▶ What the task requires:
Look through the material below. Copy each line that contains the string "SEKC".
──────── Records to use
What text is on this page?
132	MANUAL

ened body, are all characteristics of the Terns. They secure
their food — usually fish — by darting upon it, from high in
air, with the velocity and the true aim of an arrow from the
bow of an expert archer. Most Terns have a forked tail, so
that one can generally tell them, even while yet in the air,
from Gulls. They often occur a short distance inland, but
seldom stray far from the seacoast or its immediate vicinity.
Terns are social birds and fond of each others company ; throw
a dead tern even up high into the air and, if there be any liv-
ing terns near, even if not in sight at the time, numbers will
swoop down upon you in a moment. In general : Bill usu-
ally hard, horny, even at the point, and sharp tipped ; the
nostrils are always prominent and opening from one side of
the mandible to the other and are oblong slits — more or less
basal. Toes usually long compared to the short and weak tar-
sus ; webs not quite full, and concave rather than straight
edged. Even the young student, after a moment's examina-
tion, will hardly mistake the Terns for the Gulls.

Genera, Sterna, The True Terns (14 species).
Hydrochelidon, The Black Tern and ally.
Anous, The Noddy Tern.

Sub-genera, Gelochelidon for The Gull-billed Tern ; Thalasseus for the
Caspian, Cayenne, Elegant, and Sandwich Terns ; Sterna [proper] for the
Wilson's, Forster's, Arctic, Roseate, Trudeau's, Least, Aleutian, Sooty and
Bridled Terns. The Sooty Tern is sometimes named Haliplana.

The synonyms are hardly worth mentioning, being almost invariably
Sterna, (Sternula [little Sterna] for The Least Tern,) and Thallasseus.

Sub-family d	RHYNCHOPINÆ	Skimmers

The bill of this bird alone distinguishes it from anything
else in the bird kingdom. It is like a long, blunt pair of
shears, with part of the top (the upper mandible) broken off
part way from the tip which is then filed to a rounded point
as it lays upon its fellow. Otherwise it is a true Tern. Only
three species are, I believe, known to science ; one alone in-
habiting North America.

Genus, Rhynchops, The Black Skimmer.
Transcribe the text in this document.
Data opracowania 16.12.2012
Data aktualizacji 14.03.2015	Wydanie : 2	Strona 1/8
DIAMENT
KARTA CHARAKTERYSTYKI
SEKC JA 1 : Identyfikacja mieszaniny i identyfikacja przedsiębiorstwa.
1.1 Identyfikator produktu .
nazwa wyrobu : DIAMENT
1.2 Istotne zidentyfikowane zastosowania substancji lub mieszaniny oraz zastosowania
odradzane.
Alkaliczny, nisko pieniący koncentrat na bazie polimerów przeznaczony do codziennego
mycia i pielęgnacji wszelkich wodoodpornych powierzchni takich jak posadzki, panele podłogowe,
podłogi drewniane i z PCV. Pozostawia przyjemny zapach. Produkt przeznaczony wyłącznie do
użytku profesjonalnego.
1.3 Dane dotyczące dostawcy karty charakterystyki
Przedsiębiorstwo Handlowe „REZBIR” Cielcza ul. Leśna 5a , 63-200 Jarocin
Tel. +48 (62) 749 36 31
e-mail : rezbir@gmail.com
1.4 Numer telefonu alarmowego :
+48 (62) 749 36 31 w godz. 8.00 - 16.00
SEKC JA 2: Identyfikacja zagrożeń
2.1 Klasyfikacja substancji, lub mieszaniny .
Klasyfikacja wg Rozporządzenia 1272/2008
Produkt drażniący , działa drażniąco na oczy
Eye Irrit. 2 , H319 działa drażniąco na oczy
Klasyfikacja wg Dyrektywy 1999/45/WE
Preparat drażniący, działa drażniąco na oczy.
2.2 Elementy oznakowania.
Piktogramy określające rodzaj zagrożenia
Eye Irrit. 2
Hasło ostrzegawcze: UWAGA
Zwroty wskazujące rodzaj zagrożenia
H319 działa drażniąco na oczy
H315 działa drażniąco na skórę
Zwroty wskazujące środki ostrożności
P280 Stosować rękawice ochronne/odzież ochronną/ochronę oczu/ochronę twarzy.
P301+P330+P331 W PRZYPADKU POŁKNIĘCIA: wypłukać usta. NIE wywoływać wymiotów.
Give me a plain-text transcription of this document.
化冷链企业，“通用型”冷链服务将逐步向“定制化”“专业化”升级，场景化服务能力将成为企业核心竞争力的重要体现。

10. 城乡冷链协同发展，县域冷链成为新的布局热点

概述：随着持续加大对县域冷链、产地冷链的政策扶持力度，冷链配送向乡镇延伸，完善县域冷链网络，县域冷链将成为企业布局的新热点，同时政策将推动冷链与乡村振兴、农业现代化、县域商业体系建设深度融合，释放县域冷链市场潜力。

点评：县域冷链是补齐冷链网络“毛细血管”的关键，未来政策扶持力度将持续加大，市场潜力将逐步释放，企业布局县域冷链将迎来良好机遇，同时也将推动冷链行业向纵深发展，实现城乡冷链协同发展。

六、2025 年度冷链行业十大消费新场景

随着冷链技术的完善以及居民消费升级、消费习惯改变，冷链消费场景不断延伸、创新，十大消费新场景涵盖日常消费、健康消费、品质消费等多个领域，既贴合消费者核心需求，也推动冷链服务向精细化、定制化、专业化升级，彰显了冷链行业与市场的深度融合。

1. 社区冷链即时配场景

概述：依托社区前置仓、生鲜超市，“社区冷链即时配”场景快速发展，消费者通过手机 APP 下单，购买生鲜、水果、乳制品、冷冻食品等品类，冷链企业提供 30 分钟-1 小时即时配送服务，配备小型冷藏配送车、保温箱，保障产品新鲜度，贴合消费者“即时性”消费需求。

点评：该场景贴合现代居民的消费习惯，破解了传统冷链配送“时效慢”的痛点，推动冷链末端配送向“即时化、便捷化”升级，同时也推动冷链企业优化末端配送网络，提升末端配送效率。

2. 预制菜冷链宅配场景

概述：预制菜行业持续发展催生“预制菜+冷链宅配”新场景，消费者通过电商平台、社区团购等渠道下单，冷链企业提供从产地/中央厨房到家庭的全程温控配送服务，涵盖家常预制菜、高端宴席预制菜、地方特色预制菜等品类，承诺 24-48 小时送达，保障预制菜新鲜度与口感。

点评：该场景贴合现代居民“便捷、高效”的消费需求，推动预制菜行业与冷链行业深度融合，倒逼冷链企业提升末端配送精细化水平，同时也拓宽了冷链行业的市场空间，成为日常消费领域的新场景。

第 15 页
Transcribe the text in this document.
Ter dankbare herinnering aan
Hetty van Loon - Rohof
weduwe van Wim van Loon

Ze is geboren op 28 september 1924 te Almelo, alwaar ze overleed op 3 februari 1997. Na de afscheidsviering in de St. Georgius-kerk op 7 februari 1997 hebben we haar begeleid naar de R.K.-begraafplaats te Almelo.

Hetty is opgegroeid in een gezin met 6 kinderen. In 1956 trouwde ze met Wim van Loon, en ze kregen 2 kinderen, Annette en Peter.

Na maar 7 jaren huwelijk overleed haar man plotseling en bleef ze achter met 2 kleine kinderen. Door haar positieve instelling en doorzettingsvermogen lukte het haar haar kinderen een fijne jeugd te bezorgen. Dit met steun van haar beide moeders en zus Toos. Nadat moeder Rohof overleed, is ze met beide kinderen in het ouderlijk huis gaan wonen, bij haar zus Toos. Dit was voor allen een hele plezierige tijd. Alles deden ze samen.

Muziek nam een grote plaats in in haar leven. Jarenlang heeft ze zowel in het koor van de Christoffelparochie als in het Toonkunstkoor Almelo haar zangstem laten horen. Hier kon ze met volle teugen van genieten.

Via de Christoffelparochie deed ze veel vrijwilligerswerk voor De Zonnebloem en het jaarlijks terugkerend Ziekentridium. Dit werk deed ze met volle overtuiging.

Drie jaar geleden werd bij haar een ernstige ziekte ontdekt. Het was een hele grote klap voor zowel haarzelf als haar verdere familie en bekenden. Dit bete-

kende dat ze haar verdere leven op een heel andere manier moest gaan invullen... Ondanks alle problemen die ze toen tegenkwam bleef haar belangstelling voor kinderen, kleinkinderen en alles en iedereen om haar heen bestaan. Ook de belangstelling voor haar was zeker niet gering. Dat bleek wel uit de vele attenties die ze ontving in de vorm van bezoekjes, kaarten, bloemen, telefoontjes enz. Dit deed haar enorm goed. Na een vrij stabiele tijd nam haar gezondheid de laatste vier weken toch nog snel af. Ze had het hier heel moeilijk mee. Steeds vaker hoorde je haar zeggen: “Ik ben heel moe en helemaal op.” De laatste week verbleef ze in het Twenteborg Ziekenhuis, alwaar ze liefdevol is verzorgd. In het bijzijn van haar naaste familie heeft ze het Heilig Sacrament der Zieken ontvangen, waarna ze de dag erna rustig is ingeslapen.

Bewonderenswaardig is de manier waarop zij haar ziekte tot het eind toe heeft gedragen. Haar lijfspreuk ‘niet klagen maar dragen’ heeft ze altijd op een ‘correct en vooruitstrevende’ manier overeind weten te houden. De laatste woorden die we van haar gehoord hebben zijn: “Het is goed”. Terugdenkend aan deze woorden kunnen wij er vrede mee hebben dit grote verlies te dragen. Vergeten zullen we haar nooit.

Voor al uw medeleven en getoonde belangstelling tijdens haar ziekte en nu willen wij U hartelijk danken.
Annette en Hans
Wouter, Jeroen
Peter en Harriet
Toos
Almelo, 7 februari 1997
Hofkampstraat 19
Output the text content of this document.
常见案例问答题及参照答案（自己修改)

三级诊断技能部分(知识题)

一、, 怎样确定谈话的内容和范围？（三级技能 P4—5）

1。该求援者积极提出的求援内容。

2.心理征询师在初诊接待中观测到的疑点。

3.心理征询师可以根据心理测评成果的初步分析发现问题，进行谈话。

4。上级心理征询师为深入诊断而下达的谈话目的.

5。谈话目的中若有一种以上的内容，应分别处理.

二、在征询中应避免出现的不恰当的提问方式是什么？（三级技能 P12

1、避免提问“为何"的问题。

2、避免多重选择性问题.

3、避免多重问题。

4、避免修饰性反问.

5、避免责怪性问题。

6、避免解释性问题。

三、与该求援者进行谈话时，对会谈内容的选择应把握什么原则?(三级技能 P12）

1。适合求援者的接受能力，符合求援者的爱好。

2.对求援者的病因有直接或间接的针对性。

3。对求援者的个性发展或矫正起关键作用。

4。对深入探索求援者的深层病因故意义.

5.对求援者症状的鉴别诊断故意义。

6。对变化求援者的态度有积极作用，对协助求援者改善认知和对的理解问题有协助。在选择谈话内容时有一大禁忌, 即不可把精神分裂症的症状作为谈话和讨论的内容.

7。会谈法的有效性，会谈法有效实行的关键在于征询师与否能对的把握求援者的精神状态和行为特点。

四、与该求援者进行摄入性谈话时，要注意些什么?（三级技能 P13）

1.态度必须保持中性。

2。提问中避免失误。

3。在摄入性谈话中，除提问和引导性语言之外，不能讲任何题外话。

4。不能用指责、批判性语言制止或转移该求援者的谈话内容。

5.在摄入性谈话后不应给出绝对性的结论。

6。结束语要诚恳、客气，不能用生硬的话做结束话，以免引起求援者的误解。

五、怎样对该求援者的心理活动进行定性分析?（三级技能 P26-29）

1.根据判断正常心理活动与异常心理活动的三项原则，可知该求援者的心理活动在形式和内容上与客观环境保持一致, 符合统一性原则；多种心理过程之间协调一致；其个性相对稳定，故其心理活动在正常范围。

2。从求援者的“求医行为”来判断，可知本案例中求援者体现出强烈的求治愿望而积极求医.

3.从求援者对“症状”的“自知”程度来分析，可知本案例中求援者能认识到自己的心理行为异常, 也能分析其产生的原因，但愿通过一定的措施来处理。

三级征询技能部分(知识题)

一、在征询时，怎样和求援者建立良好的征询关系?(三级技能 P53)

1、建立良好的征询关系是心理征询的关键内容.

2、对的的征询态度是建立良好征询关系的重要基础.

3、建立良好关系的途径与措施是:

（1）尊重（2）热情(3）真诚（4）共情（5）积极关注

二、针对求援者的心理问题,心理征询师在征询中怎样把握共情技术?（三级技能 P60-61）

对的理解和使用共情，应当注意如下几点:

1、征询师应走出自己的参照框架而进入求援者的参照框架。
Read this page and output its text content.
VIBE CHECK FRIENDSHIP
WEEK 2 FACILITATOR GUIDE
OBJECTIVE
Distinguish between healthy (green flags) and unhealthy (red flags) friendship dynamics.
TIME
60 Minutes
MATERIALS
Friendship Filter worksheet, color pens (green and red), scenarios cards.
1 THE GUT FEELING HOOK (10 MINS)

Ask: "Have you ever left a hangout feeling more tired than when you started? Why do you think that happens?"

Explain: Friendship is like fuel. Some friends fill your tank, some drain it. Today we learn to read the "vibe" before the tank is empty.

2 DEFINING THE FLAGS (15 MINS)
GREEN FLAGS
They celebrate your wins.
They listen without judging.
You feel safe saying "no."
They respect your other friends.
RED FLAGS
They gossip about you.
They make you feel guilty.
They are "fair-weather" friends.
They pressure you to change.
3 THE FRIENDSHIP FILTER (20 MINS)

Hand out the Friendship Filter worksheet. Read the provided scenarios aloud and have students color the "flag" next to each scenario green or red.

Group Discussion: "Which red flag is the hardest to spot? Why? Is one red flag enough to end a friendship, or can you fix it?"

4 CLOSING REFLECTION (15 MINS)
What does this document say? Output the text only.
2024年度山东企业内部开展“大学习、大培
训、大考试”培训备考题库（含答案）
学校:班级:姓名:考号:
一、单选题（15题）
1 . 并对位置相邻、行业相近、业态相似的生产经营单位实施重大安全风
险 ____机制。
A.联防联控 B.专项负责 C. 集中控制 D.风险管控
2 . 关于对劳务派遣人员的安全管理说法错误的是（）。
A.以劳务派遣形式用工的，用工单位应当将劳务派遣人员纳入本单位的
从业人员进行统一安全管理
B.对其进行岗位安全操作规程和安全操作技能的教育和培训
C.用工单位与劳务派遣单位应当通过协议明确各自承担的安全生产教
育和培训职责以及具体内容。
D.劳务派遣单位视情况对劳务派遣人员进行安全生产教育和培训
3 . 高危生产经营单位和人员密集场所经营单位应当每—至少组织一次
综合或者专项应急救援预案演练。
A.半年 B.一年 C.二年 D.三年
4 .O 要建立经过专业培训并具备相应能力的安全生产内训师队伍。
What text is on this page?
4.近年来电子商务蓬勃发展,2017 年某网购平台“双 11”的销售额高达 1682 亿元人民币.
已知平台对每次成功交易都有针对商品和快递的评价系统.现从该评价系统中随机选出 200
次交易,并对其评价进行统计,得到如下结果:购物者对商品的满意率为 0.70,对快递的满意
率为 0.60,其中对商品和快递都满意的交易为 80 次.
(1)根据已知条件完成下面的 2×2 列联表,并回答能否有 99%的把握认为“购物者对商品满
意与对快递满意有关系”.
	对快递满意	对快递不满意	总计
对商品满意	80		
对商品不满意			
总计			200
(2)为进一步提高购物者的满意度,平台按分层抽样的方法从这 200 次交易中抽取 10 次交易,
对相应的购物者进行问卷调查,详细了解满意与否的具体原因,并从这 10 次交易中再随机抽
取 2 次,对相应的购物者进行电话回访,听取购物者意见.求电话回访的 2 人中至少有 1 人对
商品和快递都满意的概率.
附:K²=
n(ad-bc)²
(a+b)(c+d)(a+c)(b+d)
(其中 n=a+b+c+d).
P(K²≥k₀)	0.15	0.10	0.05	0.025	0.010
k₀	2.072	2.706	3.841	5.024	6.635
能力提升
────────────────
▶ Expected output:
SEKC JA 1 : Identyfikacja mieszaniny i identyfikacja przedsiębiorstwa.
SEKC JA 2: Identyfikacja zagrożeń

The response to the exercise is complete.